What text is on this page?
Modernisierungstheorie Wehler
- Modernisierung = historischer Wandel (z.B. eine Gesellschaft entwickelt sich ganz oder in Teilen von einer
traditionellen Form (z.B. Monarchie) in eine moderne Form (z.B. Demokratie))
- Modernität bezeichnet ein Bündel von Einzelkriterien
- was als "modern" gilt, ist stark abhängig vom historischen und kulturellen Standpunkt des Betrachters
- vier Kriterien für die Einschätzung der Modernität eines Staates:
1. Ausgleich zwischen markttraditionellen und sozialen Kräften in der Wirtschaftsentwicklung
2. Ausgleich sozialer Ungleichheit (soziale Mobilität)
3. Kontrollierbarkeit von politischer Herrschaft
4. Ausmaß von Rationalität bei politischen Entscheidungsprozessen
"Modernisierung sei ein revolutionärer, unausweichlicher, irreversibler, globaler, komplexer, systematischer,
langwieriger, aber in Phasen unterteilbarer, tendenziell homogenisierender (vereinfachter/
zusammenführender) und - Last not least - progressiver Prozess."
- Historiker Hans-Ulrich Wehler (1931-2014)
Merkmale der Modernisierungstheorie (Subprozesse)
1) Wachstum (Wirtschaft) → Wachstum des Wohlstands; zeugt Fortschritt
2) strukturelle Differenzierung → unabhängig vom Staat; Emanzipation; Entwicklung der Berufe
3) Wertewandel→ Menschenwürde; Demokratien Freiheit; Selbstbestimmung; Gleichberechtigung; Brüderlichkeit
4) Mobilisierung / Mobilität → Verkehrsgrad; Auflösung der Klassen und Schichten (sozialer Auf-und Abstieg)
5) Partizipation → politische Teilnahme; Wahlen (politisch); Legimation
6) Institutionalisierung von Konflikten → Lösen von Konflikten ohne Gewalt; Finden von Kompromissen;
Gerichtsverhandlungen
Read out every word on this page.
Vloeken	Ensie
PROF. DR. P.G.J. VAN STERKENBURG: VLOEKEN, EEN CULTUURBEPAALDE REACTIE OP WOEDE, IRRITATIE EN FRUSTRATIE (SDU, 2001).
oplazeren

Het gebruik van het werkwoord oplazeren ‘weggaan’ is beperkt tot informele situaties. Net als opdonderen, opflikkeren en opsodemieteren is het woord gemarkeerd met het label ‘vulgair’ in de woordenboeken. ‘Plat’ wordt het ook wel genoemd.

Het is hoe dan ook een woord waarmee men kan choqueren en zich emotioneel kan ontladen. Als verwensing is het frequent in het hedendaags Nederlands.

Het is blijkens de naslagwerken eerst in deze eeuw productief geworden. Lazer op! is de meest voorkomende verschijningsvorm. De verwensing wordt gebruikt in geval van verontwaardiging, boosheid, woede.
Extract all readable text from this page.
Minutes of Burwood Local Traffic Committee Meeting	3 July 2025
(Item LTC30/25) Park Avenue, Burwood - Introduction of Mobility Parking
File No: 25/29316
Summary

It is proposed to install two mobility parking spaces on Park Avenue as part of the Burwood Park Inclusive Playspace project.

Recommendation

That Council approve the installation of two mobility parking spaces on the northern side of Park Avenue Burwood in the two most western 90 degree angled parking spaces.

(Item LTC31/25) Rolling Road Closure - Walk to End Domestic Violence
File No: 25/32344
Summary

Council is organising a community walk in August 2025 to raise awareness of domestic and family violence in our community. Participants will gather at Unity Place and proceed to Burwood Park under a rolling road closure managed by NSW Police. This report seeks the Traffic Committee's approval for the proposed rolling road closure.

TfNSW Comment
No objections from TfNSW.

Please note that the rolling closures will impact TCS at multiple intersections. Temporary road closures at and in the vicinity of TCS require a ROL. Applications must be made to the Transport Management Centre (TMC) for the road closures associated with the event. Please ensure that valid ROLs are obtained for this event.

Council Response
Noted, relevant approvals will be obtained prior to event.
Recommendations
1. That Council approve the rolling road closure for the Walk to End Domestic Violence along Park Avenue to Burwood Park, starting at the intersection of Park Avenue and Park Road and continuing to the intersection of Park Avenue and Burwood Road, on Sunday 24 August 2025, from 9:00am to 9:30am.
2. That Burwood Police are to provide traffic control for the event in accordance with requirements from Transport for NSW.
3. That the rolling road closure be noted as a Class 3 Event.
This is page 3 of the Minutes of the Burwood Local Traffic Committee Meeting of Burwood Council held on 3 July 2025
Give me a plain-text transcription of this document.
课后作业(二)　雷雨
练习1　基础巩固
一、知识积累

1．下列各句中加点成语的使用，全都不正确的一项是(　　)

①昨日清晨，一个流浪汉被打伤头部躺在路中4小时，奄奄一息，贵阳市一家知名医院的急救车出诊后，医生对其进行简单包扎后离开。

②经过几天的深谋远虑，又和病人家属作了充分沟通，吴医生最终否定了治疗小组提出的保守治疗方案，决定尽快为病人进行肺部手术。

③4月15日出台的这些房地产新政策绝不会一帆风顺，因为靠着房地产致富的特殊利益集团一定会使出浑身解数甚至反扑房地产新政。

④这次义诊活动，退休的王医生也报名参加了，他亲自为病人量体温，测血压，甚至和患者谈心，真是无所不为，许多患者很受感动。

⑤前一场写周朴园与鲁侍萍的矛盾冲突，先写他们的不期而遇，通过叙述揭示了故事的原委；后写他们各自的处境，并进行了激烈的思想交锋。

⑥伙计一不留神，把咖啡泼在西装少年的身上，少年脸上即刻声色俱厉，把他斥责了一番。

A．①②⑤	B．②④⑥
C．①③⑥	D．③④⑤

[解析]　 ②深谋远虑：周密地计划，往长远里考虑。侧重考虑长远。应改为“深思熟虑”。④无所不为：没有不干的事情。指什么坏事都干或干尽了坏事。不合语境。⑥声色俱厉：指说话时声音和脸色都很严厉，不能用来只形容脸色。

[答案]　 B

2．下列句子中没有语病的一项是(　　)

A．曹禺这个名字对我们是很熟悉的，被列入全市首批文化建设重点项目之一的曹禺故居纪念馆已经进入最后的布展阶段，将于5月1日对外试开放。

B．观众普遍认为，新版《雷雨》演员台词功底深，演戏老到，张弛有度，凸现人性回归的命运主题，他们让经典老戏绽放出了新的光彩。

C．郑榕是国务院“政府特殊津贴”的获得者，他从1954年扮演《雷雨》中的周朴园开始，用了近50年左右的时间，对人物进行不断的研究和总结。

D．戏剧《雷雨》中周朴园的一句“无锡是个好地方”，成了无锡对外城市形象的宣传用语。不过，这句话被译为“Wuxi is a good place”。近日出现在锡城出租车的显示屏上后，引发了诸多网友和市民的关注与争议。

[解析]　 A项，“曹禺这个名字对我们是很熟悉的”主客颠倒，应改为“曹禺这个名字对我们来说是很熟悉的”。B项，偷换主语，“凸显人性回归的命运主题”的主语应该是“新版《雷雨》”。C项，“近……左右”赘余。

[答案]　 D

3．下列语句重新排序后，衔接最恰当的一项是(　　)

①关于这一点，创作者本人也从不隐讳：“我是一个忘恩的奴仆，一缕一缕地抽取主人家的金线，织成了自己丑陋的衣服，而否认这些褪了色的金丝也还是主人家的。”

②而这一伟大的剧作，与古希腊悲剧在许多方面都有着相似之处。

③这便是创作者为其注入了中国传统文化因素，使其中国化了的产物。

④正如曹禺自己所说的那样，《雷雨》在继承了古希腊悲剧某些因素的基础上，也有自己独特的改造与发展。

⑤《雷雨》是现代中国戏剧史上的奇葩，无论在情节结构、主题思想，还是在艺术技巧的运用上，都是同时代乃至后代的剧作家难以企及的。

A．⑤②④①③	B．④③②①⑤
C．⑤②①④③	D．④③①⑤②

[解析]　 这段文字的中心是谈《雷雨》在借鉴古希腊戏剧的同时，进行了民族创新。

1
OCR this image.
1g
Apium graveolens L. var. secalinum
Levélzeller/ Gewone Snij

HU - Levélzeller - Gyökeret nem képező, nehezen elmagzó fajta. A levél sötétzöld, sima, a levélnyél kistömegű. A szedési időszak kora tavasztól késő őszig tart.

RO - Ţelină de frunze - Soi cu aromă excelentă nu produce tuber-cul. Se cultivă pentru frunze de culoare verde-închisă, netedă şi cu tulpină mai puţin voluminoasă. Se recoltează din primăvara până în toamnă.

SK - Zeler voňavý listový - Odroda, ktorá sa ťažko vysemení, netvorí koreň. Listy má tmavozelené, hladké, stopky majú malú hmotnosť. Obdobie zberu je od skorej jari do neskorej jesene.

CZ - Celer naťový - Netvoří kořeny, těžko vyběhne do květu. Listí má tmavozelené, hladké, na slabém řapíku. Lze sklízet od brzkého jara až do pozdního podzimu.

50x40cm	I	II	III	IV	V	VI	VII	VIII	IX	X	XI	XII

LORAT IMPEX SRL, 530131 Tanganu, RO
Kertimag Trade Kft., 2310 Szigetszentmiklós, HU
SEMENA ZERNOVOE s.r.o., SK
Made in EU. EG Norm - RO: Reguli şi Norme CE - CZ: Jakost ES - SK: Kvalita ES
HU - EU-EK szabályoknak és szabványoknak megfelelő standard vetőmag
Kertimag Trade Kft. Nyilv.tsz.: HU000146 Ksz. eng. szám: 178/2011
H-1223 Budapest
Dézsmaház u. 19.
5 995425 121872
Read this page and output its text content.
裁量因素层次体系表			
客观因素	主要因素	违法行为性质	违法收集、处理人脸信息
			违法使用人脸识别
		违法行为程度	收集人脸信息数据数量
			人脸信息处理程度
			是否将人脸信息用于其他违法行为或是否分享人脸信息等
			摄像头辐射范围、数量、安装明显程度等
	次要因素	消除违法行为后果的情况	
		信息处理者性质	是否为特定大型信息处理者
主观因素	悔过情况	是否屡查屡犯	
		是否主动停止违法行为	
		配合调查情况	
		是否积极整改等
===============
REQUIREMENTS
Go through the material and copy out every line with "verwensing" in it.

SOLUTION BELOW
Het is hoe dan ook een woord waarmee men kan choqueren en zich emotioneel kan ontladen. Als verwensing is het frequent in het hedendaags Nederlands.
Het is blijkens de naslagwerken eerst in deze eeuw productief geworden. Lazer op! is de meest voorkomende verschijningsvorm. De verwensing wordt gebruikt in geval van verontwaardiging, boosheid, woede.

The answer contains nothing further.